━━━ RECORDS SUPPLIED ━━━
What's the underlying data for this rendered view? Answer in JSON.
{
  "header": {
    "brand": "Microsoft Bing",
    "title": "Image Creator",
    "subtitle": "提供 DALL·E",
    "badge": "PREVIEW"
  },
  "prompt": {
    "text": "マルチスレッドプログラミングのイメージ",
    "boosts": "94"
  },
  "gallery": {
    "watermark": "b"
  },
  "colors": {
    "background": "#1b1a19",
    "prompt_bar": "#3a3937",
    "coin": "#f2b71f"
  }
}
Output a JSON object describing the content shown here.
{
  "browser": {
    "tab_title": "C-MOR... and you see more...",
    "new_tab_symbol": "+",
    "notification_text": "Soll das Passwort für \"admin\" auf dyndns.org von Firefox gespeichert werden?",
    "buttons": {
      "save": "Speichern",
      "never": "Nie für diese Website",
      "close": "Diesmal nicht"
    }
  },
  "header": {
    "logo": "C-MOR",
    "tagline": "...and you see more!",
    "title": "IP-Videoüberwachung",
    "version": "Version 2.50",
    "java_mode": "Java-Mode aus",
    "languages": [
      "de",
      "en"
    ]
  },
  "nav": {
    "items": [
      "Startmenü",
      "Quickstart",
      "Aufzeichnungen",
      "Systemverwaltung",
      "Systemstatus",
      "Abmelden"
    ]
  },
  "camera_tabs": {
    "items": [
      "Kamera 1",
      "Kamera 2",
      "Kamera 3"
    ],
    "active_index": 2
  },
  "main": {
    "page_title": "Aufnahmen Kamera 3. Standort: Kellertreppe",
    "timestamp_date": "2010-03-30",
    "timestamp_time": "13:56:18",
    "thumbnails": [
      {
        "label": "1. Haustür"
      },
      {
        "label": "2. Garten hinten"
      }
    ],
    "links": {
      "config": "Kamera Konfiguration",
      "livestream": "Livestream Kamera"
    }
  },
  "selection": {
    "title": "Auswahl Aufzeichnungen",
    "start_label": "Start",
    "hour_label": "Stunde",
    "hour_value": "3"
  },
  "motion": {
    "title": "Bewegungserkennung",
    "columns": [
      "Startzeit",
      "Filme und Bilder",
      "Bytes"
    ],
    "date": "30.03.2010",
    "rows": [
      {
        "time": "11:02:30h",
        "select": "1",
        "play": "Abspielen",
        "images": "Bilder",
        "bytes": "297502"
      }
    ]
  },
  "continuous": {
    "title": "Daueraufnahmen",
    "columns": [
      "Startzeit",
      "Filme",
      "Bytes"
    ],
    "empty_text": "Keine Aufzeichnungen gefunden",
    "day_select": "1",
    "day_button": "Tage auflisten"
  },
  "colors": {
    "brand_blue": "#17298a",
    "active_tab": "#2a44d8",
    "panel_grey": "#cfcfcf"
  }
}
━━━
◆ **THE PROBLEM**: From the records above, extract everything verbatim.

◆ **OUTPUT FOR THIS TASK**:
What's the underlying data for this rendered view? Answer in JSON.
{
  "header": {
    "brand": "Microsoft Bing",
    "title": "Image Creator",
    "subtitle": "提供 DALL·E",
    "badge": "PREVIEW"
  },
  "prompt": {
    "text": "マルチスレッドプログラミングのイメージ",
    "boosts": "94"
  },
  "gallery": {
    "watermark": "b"
  },
  "colors": {
    "background": "#1b1a19",
    "prompt_bar": "#3a3937",
    "coin": "#f2b71f"
  }
}
Output a JSON object describing the content shown here.
{
  "browser": {
    "tab_title": "C-MOR... and you see more...",
    "new_tab_symbol": "+",
    "notification_text": "Soll das Passwort für \"admin\" auf dyndns.org von Firefox gespeichert werden?",
    "buttons": {
      "save": "Speichern",
      "never": "Nie für diese Website",
      "close": "Diesmal nicht"
    }
  },
  "header": {
    "logo": "C-MOR",
    "tagline": "...and you see more!",
    "title": "IP-Videoüberwachung",
    "version": "Version 2.50",
    "java_mode": "Java-Mode aus",
    "languages": [
      "de",
      "en"
    ]
  },
  "nav": {
    "items": [
      "Startmenü",
      "Quickstart",
      "Aufzeichnungen",
      "Systemverwaltung",
      "Systemstatus",
      "Abmelden"
    ]
  },
  "camera_tabs": {
    "items": [
      "Kamera 1",
      "Kamera 2",
      "Kamera 3"
    ],
    "active_index": 2
  },
  "main": {
    "page_title": "Aufnahmen Kamera 3. Standort: Kellertreppe",
    "timestamp_date": "2010-03-30",
    "timestamp_time": "13:56:18",
    "thumbnails": [
      {
        "label": "1. Haustür"
      },
      {
        "label": "2. Garten hinten"
      }
    ],
    "links": {
      "config": "Kamera Konfiguration",
      "livestream": "Livestream Kamera"
    }
  },
  "selection": {
    "title": "Auswahl Aufzeichnungen",
    "start_label": "Start",
    "hour_label": "Stunde",
    "hour_value": "3"
  },
  "motion": {
    "title": "Bewegungserkennung",
    "columns": [
      "Startzeit",
      "Filme und Bilder",
      "Bytes"
    ],
    "date": "30.03.2010",
    "rows": [
      {
        "time": "11:02:30h",
        "select": "1",
        "play": "Abspielen",
        "images": "Bilder",
        "bytes": "297502"
      }
    ]
  },
  "continuous": {
    "title": "Daueraufnahmen",
    "columns": [
      "Startzeit",
      "Filme",
      "Bytes"
    ],
    "empty_text": "Keine Aufzeichnungen gefunden",
    "day_select": "1",
    "day_button": "Tage auflisten"
  },
  "colors": {
    "brand_blue": "#17298a",
    "active_tab": "#2a44d8",
    "panel_grey": "#cfcfcf"
  }
}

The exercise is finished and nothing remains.